## Prompt:
Restate each line word for word. Leave out every picture.

## Material provided:
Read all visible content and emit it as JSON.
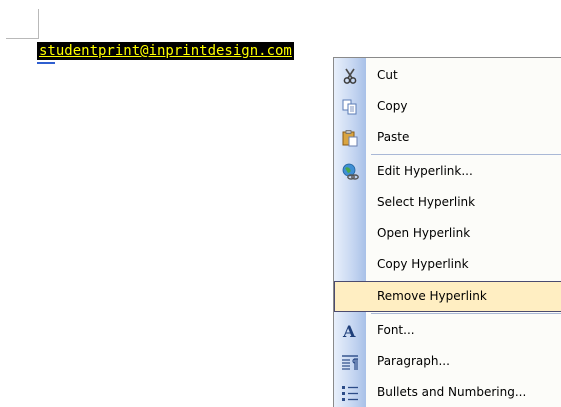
{
  "document": {
    "hyperlink_text": "studentprint@inprintdesign.com"
  },
  "context_menu": {
    "items": [
      {
        "label": "Cut",
        "icon": "scissors-icon"
      },
      {
        "label": "Copy",
        "icon": "copy-icon"
      },
      {
        "label": "Paste",
        "icon": "paste-icon"
      },
      {
        "label": "Edit Hyperlink...",
        "icon": "globe-link-icon"
      },
      {
        "label": "Select Hyperlink",
        "icon": ""
      },
      {
        "label": "Open Hyperlink",
        "icon": ""
      },
      {
        "label": "Copy Hyperlink",
        "icon": ""
      },
      {
        "label": "Remove Hyperlink",
        "icon": "",
        "highlighted": true
      },
      {
        "label": "Font...",
        "icon": "font-icon"
      },
      {
        "label": "Paragraph...",
        "icon": "paragraph-icon"
      },
      {
        "label": "Bullets and Numbering...",
        "icon": "bullets-icon"
      }
    ]
  },
  "colors": {
    "selection_background": "#000000",
    "hyperlink_selected_text": "#ffff00",
    "menu_highlight": "#ffeec2"
  }
}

## Response below:
Read all visible content and emit it as JSON.
{
  "document": {
    "hyperlink_text": "studentprint@inprintdesign.com"
  },
  "context_menu": {
    "items": [
      {
        "label": "Cut",
        "icon": "scissors-icon"
      },
      {
        "label": "Copy",
        "icon": "copy-icon"
      },
      {
        "label": "Paste",
        "icon": "paste-icon"
      },
      {
        "label": "Edit Hyperlink...",
        "icon": "globe-link-icon"
      },
      {
        "label": "Select Hyperlink",
        "icon": ""
      },
      {
        "label": "Open Hyperlink",
        "icon": ""
      },
      {
        "label": "Copy Hyperlink",
        "icon": ""
      },
      {
        "label": "Remove Hyperlink",
        "icon": "",
        "highlighted": true
      },
      {
        "label": "Font...",
        "icon": "font-icon"
      },
      {
        "label": "Paragraph...",
        "icon": "paragraph-icon"
      },
      {
        "label": "Bullets and Numbering...",
        "icon": "bullets-icon"
      }
    ]
  },
  "colors": {
    "selection_background": "#000000",
    "hyperlink_selected_text": "#ffff00",
    "menu_highlight": "#ffeec2"
  }
}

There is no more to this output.